(Raw records)
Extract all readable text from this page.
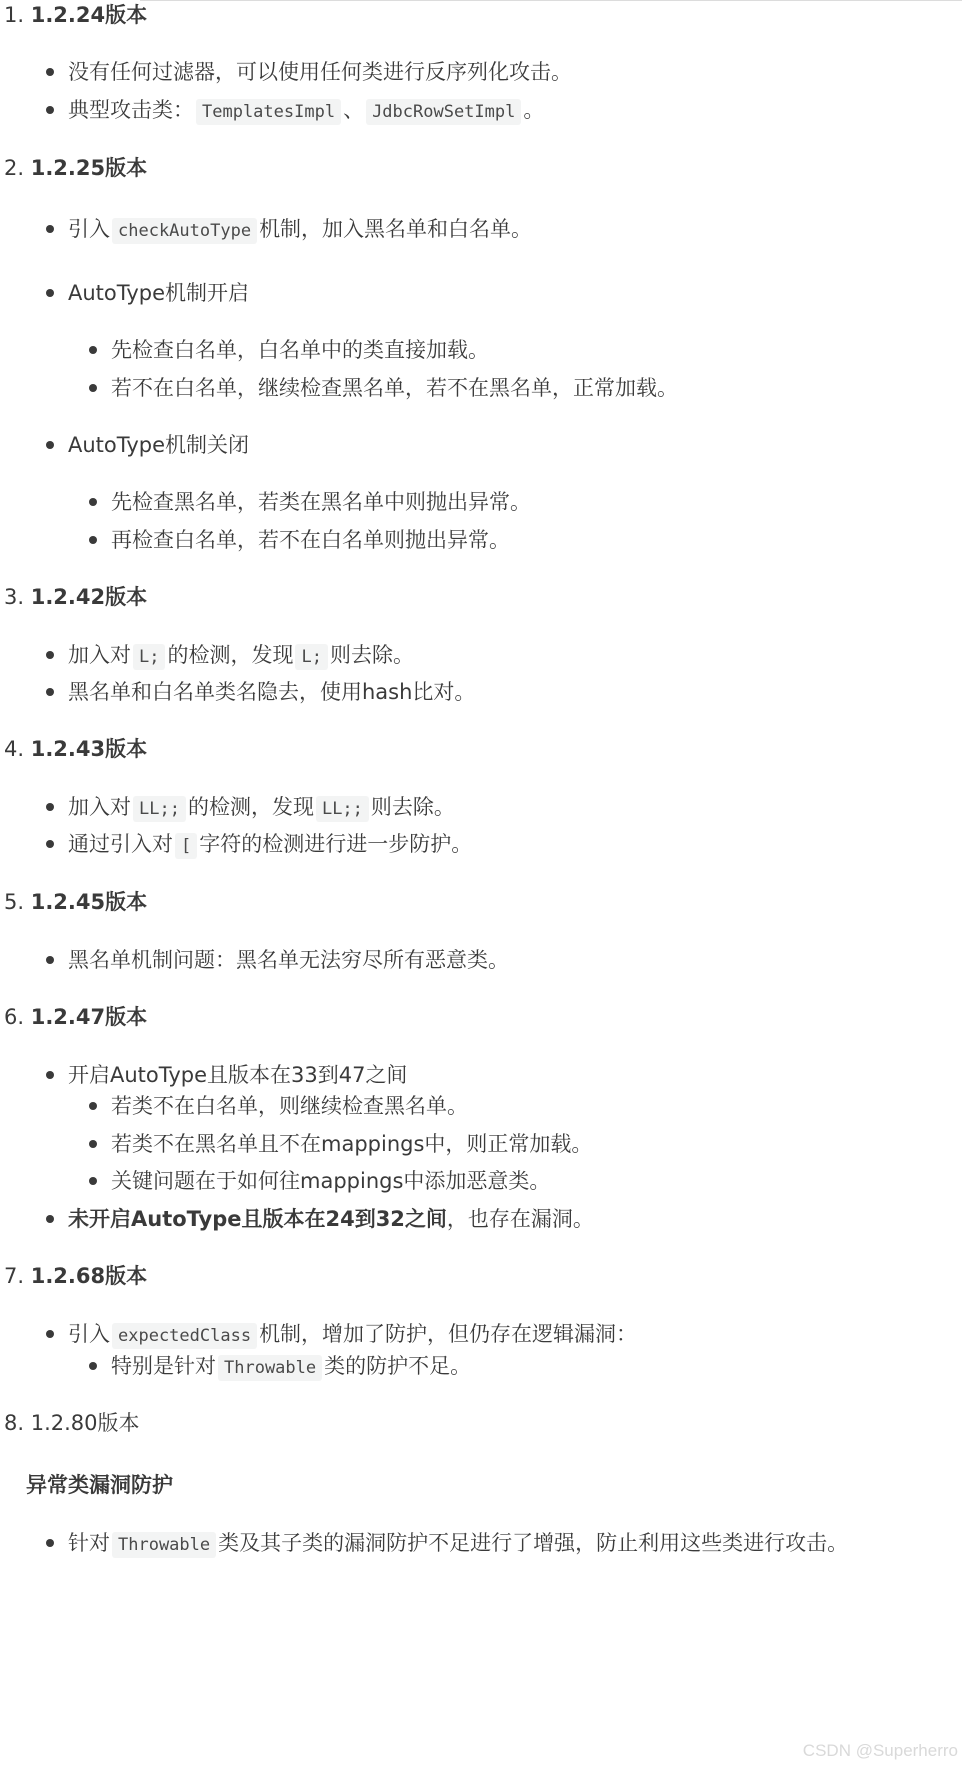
1. 1.2.24版本
没有任何过滤器，可以使用任何类进行反序列化攻击。
典型攻击类： TemplatesImpl 、 JdbcRowSetImpl 。
2. 1.2.25版本
引入 checkAutoType 机制，加入黑名单和白名单。
AutoType机制开启
先检查白名单，白名单中的类直接加载。
若不在白名单，继续检查黑名单，若不在黑名单，正常加载。
AutoType机制关闭
先检查黑名单，若类在黑名单中则抛出异常。
再检查白名单，若不在白名单则抛出异常。
3. 1.2.42版本
加入对 L; 的检测，发现 L; 则去除。
黑名单和白名单类名隐去，使用hash比对。
4. 1.2.43版本
加入对 LL;; 的检测，发现 LL;; 则去除。
通过引入对 [ 字符的检测进行进一步防护。
5. 1.2.45版本
黑名单机制问题：黑名单无法穷尽所有恶意类。
6. 1.2.47版本
开启AutoType且版本在33到47之间
若类不在白名单，则继续检查黑名单。
若类不在黑名单且不在mappings中，则正常加载。
关键问题在于如何往mappings中添加恶意类。
未开启AutoType且版本在24到32之间，也存在漏洞。
7. 1.2.68版本
引入 expectedClass 机制，增加了防护，但仍存在逻辑漏洞：
特别是针对 Throwable 类的防护不足。
8. 1.2.80版本
异常类漏洞防护
针对 Throwable 类及其子类的漏洞防护不足进行了增强，防止利用这些类进行攻击。
CSDN @Superherro
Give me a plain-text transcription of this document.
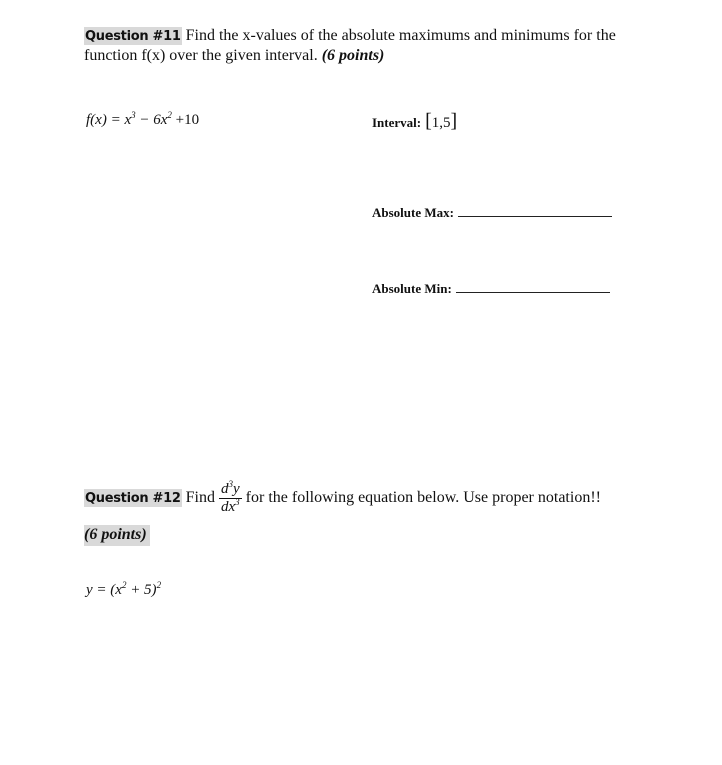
Question #11 Find the x-values of the absolute maximums and minimums for the
function f(x) over the given interval. (6 points)
$f(x) = x^3 - 6x^2 +10$	Interval: [1,5]
Absolute Max:
Absolute Min:
Question #12 Find $\frac{d^3y}{dx^3}$ for the following equation below. Use proper notation!!
(6 points)
$y = (x^2 + 5)^2$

◆ **Your goal**
The records shown above are to be repeated exactly, with the pictures left out.

◆ **Final result**
Extract all readable text from this page.
1. 1.2.24版本
没有任何过滤器，可以使用任何类进行反序列化攻击。
典型攻击类： TemplatesImpl 、 JdbcRowSetImpl 。
2. 1.2.25版本
引入 checkAutoType 机制，加入黑名单和白名单。
AutoType机制开启
先检查白名单，白名单中的类直接加载。
若不在白名单，继续检查黑名单，若不在黑名单，正常加载。
AutoType机制关闭
先检查黑名单，若类在黑名单中则抛出异常。
再检查白名单，若不在白名单则抛出异常。
3. 1.2.42版本
加入对 L; 的检测，发现 L; 则去除。
黑名单和白名单类名隐去，使用hash比对。
4. 1.2.43版本
加入对 LL;; 的检测，发现 LL;; 则去除。
通过引入对 [ 字符的检测进行进一步防护。
5. 1.2.45版本
黑名单机制问题：黑名单无法穷尽所有恶意类。
6. 1.2.47版本
开启AutoType且版本在33到47之间
若类不在白名单，则继续检查黑名单。
若类不在黑名单且不在mappings中，则正常加载。
关键问题在于如何往mappings中添加恶意类。
未开启AutoType且版本在24到32之间，也存在漏洞。
7. 1.2.68版本
引入 expectedClass 机制，增加了防护，但仍存在逻辑漏洞：
特别是针对 Throwable 类的防护不足。
8. 1.2.80版本
异常类漏洞防护
针对 Throwable 类及其子类的漏洞防护不足进行了增强，防止利用这些类进行攻击。
CSDN @Superherro
Give me a plain-text transcription of this document.
Question #11 Find the x-values of the absolute maximums and minimums for the
function f(x) over the given interval. (6 points)
$f(x) = x^3 - 6x^2 +10$	Interval: [1,5]
Absolute Max:
Absolute Min:
Question #12 Find $\frac{d^3y}{dx^3}$ for the following equation below. Use proper notation!!
(6 points)
$y = (x^2 + 5)^2$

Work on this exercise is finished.